Scan the lines below for the word "pmid". Copy each line you find it in.

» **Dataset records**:
>> begin

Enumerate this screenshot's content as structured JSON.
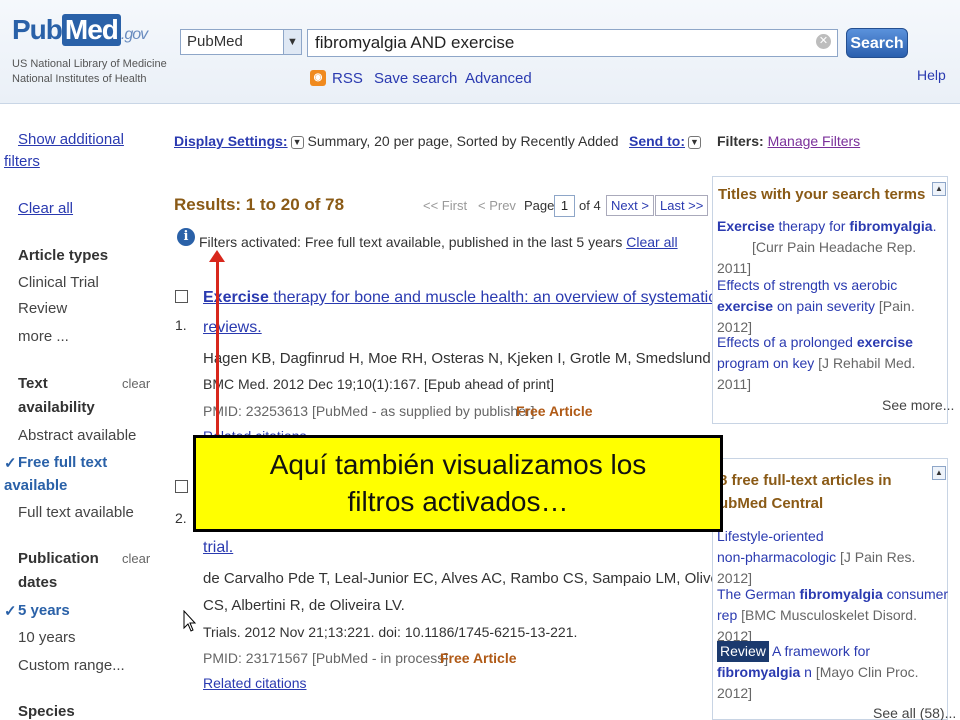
{
  "header": {
    "logo_pub": "Pub",
    "logo_med": "Med",
    "logo_gov": ".gov",
    "org_line1": "US National Library of Medicine",
    "org_line2": "National Institutes of Health",
    "database_selected": "PubMed",
    "search_query": "fibromyalgia AND exercise",
    "search_button": "Search",
    "links": [
      "RSS",
      "Save search",
      "Advanced"
    ],
    "help": "Help"
  },
  "sidebar": {
    "show_additional": "Show additional",
    "filters": "filters",
    "clear_all": "Clear all",
    "article_types": {
      "heading": "Article types",
      "items": [
        "Clinical Trial",
        "Review",
        "more ..."
      ]
    },
    "text_availability": {
      "heading_line1": "Text",
      "heading_line2": "availability",
      "clear": "clear",
      "items": [
        "Abstract available"
      ],
      "selected_line1": "Free full text",
      "selected_line2": "available",
      "after": "Full text available"
    },
    "publication_dates": {
      "heading_line1": "Publication",
      "heading_line2": "dates",
      "clear": "clear",
      "selected": "5 years",
      "items": [
        "10 years",
        "Custom range..."
      ]
    },
    "species": "Species",
    "check_mark": "✓"
  },
  "display": {
    "settings_label": "Display Settings:",
    "settings_value": "Summary, 20 per page, Sorted by Recently Added",
    "send_to": "Send to:"
  },
  "results": {
    "title": "Results: 1 to 20 of 78",
    "first": "<< First",
    "prev": "< Prev",
    "page_label": "Page",
    "page_value": "1",
    "of_pages": "of 4",
    "next": "Next >",
    "last": "Last >>",
    "filters_activated": "Filters activated: Free full text available, published in the last 5 years",
    "clear_all": "Clear all",
    "items": [
      {
        "num": "1.",
        "title_bold": "Exercise",
        "title_rest": " therapy for bone and muscle health: an overview of systematic",
        "title_line2": "reviews.",
        "authors": "Hagen KB, Dagfinrud H, Moe RH, Osteras N, Kjeken I, Grotle M, Smedslund G.",
        "journal": "BMC Med. 2012 Dec 19;10(1):167. [Epub ahead of print]",
        "pmid": "PMID: 23253613 [PubMed - as supplied by publisher]",
        "free": "Free Article",
        "related": "Related citations"
      },
      {
        "num": "2.",
        "title_line2": "trial.",
        "authors_line1": "de Carvalho Pde T, Leal-Junior EC, Alves AC, Rambo CS, Sampaio LM, Oliveira",
        "authors_line2": "CS, Albertini R, de Oliveira LV.",
        "journal": "Trials. 2012 Nov 21;13:221. doi: 10.1186/1745-6215-13-221.",
        "pmid": "PMID: 23171567 [PubMed - in process]",
        "free": "Free Article",
        "related": "Related citations"
      }
    ]
  },
  "right": {
    "filters_label": "Filters:",
    "manage_filters": "Manage Filters",
    "panel1": {
      "title": "Titles with your search terms",
      "items": [
        {
          "line1_bold": "Exercise",
          "line1_rest": " therapy for ",
          "line1_bold2": "fibromyalgia",
          "line1_end": ".",
          "src": "[Curr Pain Headache Rep. 2011]"
        },
        {
          "line1": "Effects of strength vs aerobic",
          "line2_bold": "exercise",
          "line2_rest": " on pain severity",
          "src": "[Pain. 2012]"
        },
        {
          "line1": "Effects of a prolonged ",
          "line1_bold": "exercise",
          "line2": "program on key",
          "src": "[J Rehabil Med. 2011]"
        }
      ],
      "see_more": "See more..."
    },
    "panel2": {
      "title_line1": "8 free full-text articles in",
      "title_line2": "ubMed Central",
      "items": [
        {
          "line1": "Lifestyle-oriented",
          "line2": "non-pharmacologic",
          "src": "[J Pain Res. 2012]"
        },
        {
          "line1": "The German ",
          "line1_bold": "fibromyalgia",
          "line1_end": " consumer",
          "line2": "rep",
          "src": "[BMC Musculoskelet Disord. 2012]"
        },
        {
          "badge": "Review",
          "line1": " A framework for",
          "line2_bold": "fibromyalgia",
          "line2": " n",
          "src": "[Mayo Clin Proc. 2012]"
        }
      ],
      "see_all": "See all (58)..."
    }
  },
  "callout": {
    "line1": "Aquí también visualizamos los",
    "line2": "filtros activados…"
  },
  "colors": {
    "link": "#2a3ab0",
    "results_title": "#8a5a16",
    "free_article": "#b05a16",
    "callout_bg": "#ffff00",
    "arrow": "#d8271c"
  }
}
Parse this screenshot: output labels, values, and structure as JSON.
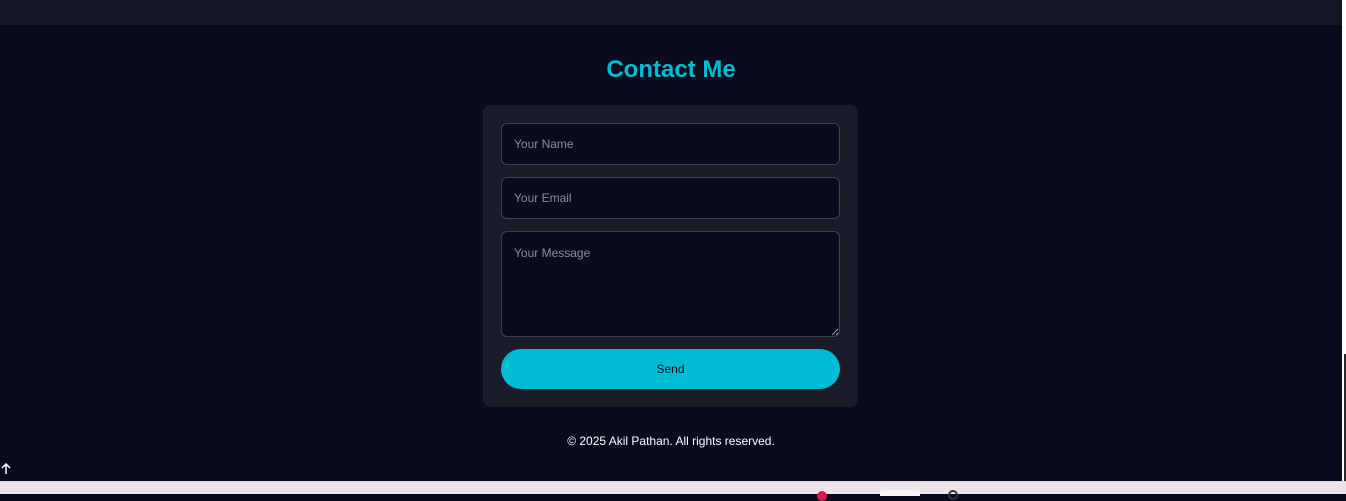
{
  "contact": {
    "title": "Contact Me",
    "name_placeholder": "Your Name",
    "email_placeholder": "Your Email",
    "message_placeholder": "Your Message",
    "send_label": "Send"
  },
  "footer": {
    "text": "© 2025 Akil Pathan. All rights reserved."
  },
  "icons": {
    "scroll_top": "arrow-up-icon"
  },
  "colors": {
    "accent": "#00bcd4",
    "background": "#0a0b1e",
    "card": "#1b1c2a"
  }
}
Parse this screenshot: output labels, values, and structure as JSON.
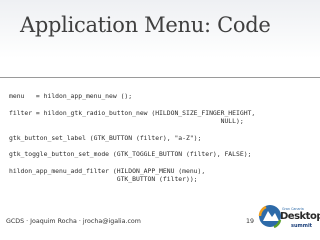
{
  "slide": {
    "title": "Application Menu: Code",
    "code_lines": [
      "menu   = hildon_app_menu_new ();",
      "",
      "filter = hildon_gtk_radio_button_new (HILDON_SIZE_FINGER_HEIGHT,",
      "                                                       NULL);",
      "",
      "gtk_button_set_label (GTK_BUTTON (filter), \"a-Z\");",
      "",
      "gtk_toggle_button_set_mode (GTK_TOGGLE_BUTTON (filter), FALSE);",
      "",
      "hildon_app_menu_add_filter (HILDON_APP_MENU (menu),",
      "                            GTK_BUTTON (filter));"
    ]
  },
  "footer": {
    "text": "GCDS · Joaquim Rocha · jrocha@igalia.com",
    "page_number": "19"
  },
  "logo": {
    "small_text": "Gran Canaria",
    "big_text": "Desktop",
    "sub_text": "summit"
  },
  "colors": {
    "title": "#3f3f3f",
    "divider": "#9a9a9a",
    "logo_blue": "#2d6aa8",
    "logo_orange": "#f0a020",
    "logo_green": "#5aa02c"
  }
}
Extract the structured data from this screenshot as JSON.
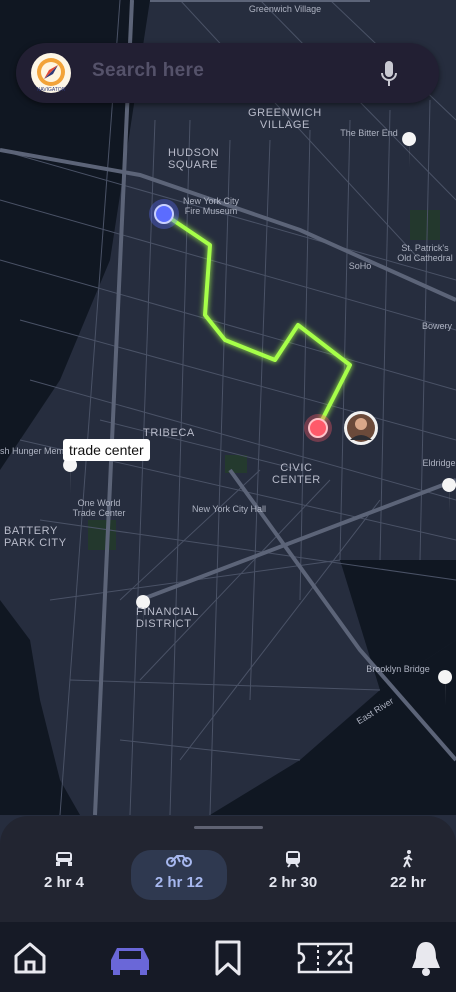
{
  "search": {
    "placeholder": "Search here"
  },
  "map": {
    "labels": [
      {
        "id": "greenwich-village-top",
        "text": "Greenwich Village"
      },
      {
        "id": "greenwich-village",
        "text": "GREENWICH\nVILLAGE"
      },
      {
        "id": "bitter-end",
        "text": "The Bitter End"
      },
      {
        "id": "hudson-square",
        "text": "HUDSON\nSQUARE"
      },
      {
        "id": "fire-museum",
        "text": "New York City\nFire Museum"
      },
      {
        "id": "soho",
        "text": "SoHo"
      },
      {
        "id": "st-patricks",
        "text": "St. Patrick's\nOld Cathedral"
      },
      {
        "id": "bowery",
        "text": "Bowery"
      },
      {
        "id": "tribeca",
        "text": "TRIBECA"
      },
      {
        "id": "civic-center",
        "text": "CIVIC\nCENTER"
      },
      {
        "id": "city-hall",
        "text": "New York City Hall"
      },
      {
        "id": "one-world",
        "text": "One World\nTrade Center"
      },
      {
        "id": "battery-park",
        "text": "BATTERY\nPARK CITY"
      },
      {
        "id": "hunger",
        "text": "sh Hunger Mem"
      },
      {
        "id": "financial",
        "text": "FINANCIAL\nDISTRICT"
      },
      {
        "id": "brooklyn-bridge",
        "text": "Brooklyn Bridge"
      },
      {
        "id": "eldridge",
        "text": "Eldridge"
      },
      {
        "id": "east-river",
        "text": "East River"
      }
    ],
    "callout": "trade center"
  },
  "travel_modes": [
    {
      "id": "car",
      "icon": "car-icon",
      "time": "2 hr 4"
    },
    {
      "id": "bike",
      "icon": "motorbike-icon",
      "time": "2 hr 12",
      "active": true
    },
    {
      "id": "transit",
      "icon": "train-icon",
      "time": "2 hr 30"
    },
    {
      "id": "walk",
      "icon": "walking-icon",
      "time": "22 hr"
    }
  ],
  "nav": [
    {
      "id": "home",
      "icon": "home-icon"
    },
    {
      "id": "car",
      "icon": "car-icon",
      "active": true
    },
    {
      "id": "saved",
      "icon": "bookmark-icon"
    },
    {
      "id": "tickets",
      "icon": "ticket-percent-icon"
    },
    {
      "id": "alerts",
      "icon": "bell-icon"
    }
  ],
  "colors": {
    "route": "#a6ff4a",
    "origin": "#5b6cff",
    "destination": "#ff5a6a",
    "accent": "#6a67d8"
  },
  "logo_text": "NAVIGATOR"
}
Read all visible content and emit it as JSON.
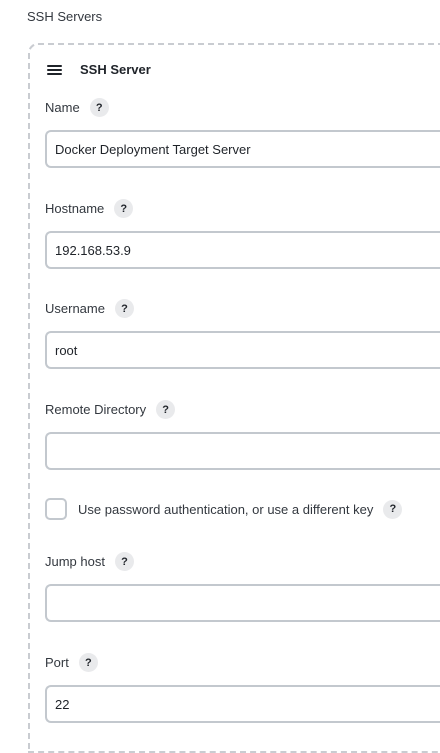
{
  "section": {
    "title": "SSH Servers"
  },
  "card": {
    "title": "SSH Server"
  },
  "fields": {
    "name": {
      "label": "Name",
      "value": "Docker Deployment Target Server",
      "help": "?"
    },
    "hostname": {
      "label": "Hostname",
      "value": "192.168.53.9",
      "help": "?"
    },
    "username": {
      "label": "Username",
      "value": "root",
      "help": "?"
    },
    "remote_directory": {
      "label": "Remote Directory",
      "value": "",
      "help": "?"
    },
    "use_password": {
      "label": "Use password authentication, or use a different key",
      "checked": false,
      "help": "?"
    },
    "jump_host": {
      "label": "Jump host",
      "value": "",
      "help": "?"
    },
    "port": {
      "label": "Port",
      "value": "22",
      "help": "?"
    }
  }
}
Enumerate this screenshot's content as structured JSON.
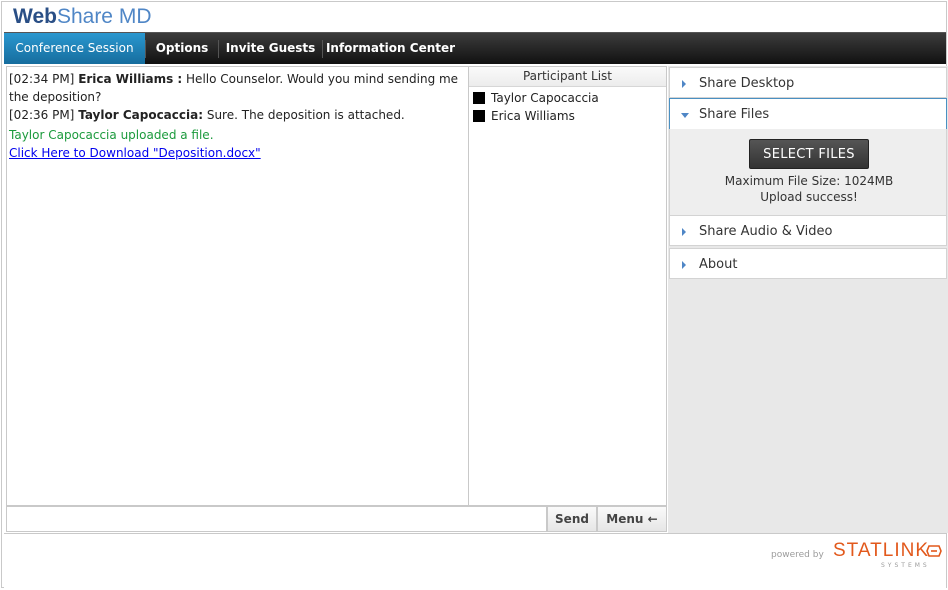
{
  "app": {
    "title_bold": "Web",
    "title_light": "Share MD"
  },
  "navbar": {
    "items": [
      {
        "label": "Conference Session",
        "active": true
      },
      {
        "label": "Options"
      },
      {
        "label": "Invite Guests"
      },
      {
        "label": "Information Center"
      }
    ]
  },
  "chat": {
    "messages": [
      {
        "time": "[02:34 PM]",
        "sender": "Erica Williams :",
        "text": " Hello Counselor. Would you mind sending me the deposition?"
      },
      {
        "time": "[02:36 PM]",
        "sender": "Taylor Capocaccia:",
        "text": " Sure. The deposition is attached."
      }
    ],
    "system_message": "Taylor Capocaccia uploaded a file.",
    "download_link": "Click Here to Download \"Deposition.docx\"",
    "input_value": "",
    "send_label": "Send",
    "menu_label": "Menu ←"
  },
  "participants": {
    "header": "Participant List",
    "items": [
      "Taylor Capocaccia",
      "Erica Williams"
    ]
  },
  "accordion": {
    "sections": [
      {
        "label": "Share Desktop"
      },
      {
        "label": "Share Files"
      },
      {
        "label": "Share Audio & Video"
      },
      {
        "label": "About"
      }
    ],
    "share_files": {
      "button_label": "SELECT FILES",
      "max_size": "Maximum File Size: 1024MB",
      "status": "Upload success!"
    }
  },
  "footer": {
    "powered_by": "powered by",
    "brand_stat": "STAT",
    "brand_link": "LINK",
    "brand_sub": "SYSTEMS"
  },
  "colors": {
    "accent": "#1f83b8",
    "brand": "#e2591c",
    "success": "#1b9a3c"
  }
}
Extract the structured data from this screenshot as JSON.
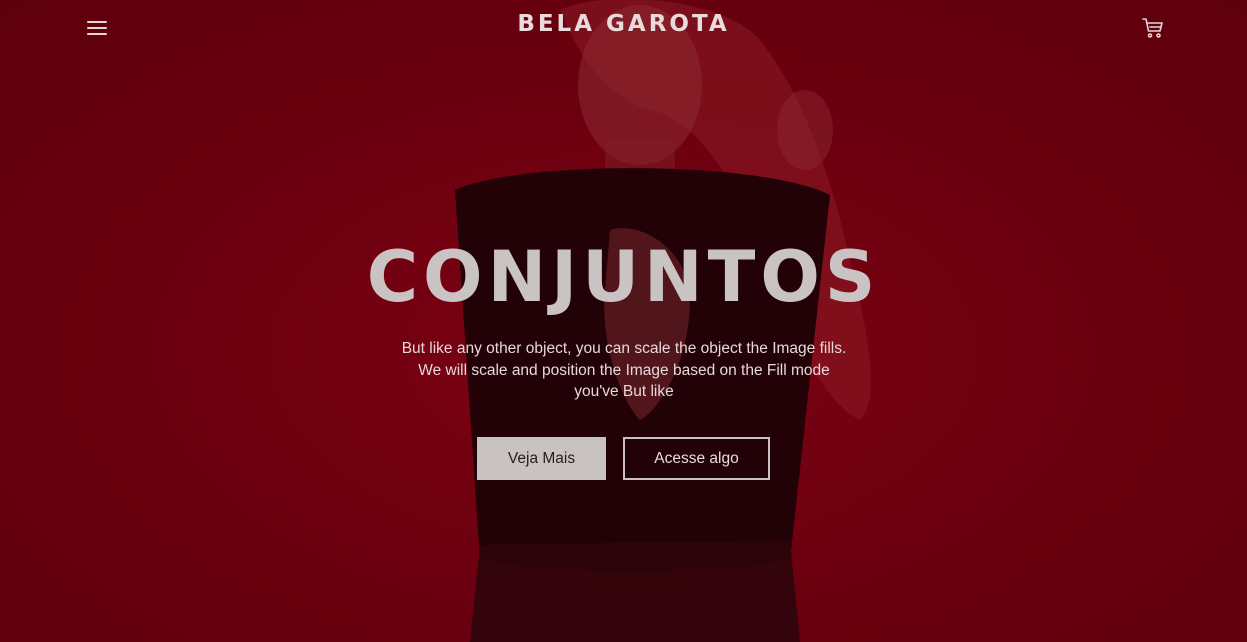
{
  "header": {
    "menu_icon": "hamburger-menu-icon",
    "brand": "BELA GAROTA",
    "cart_icon": "shopping-cart-icon"
  },
  "hero": {
    "title": "CONJUNTOS",
    "description": "But like any other object, you can scale the object the Image fills. We will scale and position the Image based on the Fill mode you've But like",
    "primary_button": "Veja Mais",
    "secondary_button": "Acesse algo",
    "background_image": "woman-with-sunglasses-in-black-tshirt-red-overlay"
  },
  "colors": {
    "overlay": "#6b0010",
    "title": "#c9c3c4",
    "text": "#e6d9db",
    "button_fill": "#c8c2c3"
  }
}
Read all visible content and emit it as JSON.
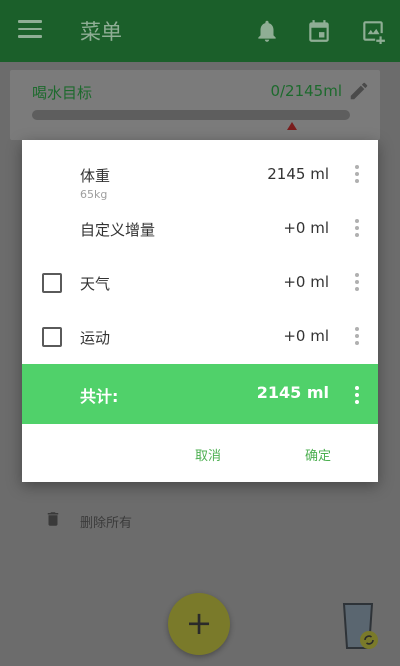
{
  "appbar": {
    "title": "菜单"
  },
  "goal": {
    "label": "喝水目标",
    "value": "0/2145ml",
    "progress": 0
  },
  "background_actions": {
    "delete_all": "删除所有"
  },
  "fab": {
    "label": "+"
  },
  "dialog": {
    "rows": [
      {
        "name": "体重",
        "sub": "65kg",
        "amount": "2145 ml",
        "checkbox": false
      },
      {
        "name": "自定义增量",
        "amount": "+0 ml",
        "checkbox": false
      },
      {
        "name": "天气",
        "amount": "+0 ml",
        "checkbox": true,
        "checked": false
      },
      {
        "name": "运动",
        "amount": "+0 ml",
        "checkbox": true,
        "checked": false
      }
    ],
    "total": {
      "label": "共计:",
      "amount": "2145 ml"
    },
    "cancel": "取消",
    "ok": "确定"
  },
  "colors": {
    "accent": "#50d16a",
    "button_text": "#4caf50",
    "appbar": "#1b5f2a"
  },
  "icons": [
    "menu-icon",
    "bell-icon",
    "calendar-icon",
    "image-add-icon",
    "edit-icon",
    "trash-icon",
    "glass-icon",
    "more-vert-icon"
  ]
}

>> end

» **Output for this task**:
        "pmid": "PMID: 23253613 [PubMed - as supplied by publisher]",
        "pmid": "PMID: 23171567 [PubMed - in process]",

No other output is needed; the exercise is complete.